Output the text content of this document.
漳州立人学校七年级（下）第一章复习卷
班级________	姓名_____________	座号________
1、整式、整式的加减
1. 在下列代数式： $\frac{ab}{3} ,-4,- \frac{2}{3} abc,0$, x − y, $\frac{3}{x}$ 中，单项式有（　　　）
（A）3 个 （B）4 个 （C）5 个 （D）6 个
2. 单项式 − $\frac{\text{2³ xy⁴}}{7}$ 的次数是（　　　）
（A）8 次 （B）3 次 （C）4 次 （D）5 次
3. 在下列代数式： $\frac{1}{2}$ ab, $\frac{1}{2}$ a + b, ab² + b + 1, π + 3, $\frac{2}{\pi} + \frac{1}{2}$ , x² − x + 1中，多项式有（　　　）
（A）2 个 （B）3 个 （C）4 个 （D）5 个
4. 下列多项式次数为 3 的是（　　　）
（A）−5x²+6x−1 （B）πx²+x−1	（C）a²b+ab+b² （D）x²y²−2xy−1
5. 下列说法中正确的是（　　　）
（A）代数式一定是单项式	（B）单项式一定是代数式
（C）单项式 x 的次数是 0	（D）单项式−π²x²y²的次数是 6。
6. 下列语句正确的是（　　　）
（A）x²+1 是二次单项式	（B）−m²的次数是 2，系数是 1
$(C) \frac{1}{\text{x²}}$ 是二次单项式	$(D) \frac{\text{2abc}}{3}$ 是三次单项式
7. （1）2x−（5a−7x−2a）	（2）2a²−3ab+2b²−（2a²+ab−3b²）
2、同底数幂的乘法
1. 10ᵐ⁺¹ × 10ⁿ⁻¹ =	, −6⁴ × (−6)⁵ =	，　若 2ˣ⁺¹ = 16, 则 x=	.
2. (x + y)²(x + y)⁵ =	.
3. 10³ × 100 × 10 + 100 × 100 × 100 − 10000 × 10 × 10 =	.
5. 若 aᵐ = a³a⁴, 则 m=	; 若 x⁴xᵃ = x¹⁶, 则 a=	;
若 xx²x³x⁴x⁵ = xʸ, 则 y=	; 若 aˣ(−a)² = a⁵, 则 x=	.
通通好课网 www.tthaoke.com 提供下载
# # # # #
**What you will do:**
Quote the listing in full, please, keeping every line exact.

**Completed task:**
Output the text content of this document.
漳州立人学校七年级（下）第一章复习卷
班级________	姓名_____________	座号________
1、整式、整式的加减
1. 在下列代数式： $\frac{ab}{3} ,-4,- \frac{2}{3} abc,0$, x − y, $\frac{3}{x}$ 中，单项式有（　　　）
（A）3 个 （B）4 个 （C）5 个 （D）6 个
2. 单项式 − $\frac{\text{2³ xy⁴}}{7}$ 的次数是（　　　）
（A）8 次 （B）3 次 （C）4 次 （D）5 次
3. 在下列代数式： $\frac{1}{2}$ ab, $\frac{1}{2}$ a + b, ab² + b + 1, π + 3, $\frac{2}{\pi} + \frac{1}{2}$ , x² − x + 1中，多项式有（　　　）
（A）2 个 （B）3 个 （C）4 个 （D）5 个
4. 下列多项式次数为 3 的是（　　　）
（A）−5x²+6x−1 （B）πx²+x−1	（C）a²b+ab+b² （D）x²y²−2xy−1
5. 下列说法中正确的是（　　　）
（A）代数式一定是单项式	（B）单项式一定是代数式
（C）单项式 x 的次数是 0	（D）单项式−π²x²y²的次数是 6。
6. 下列语句正确的是（　　　）
（A）x²+1 是二次单项式	（B）−m²的次数是 2，系数是 1
$(C) \frac{1}{\text{x²}}$ 是二次单项式	$(D) \frac{\text{2abc}}{3}$ 是三次单项式
7. （1）2x−（5a−7x−2a）	（2）2a²−3ab+2b²−（2a²+ab−3b²）
2、同底数幂的乘法
1. 10ᵐ⁺¹ × 10ⁿ⁻¹ =	, −6⁴ × (−6)⁵ =	，　若 2ˣ⁺¹ = 16, 则 x=	.
2. (x + y)²(x + y)⁵ =	.
3. 10³ × 100 × 10 + 100 × 100 × 100 − 10000 × 10 × 10 =	.
5. 若 aᵐ = a³a⁴, 则 m=	; 若 x⁴xᵃ = x¹⁶, 则 a=	;
若 xx²x³x⁴x⁵ = xʸ, 则 y=	; 若 aˣ(−a)² = a⁵, 则 x=	.
通通好课网 www.tthaoke.com 提供下载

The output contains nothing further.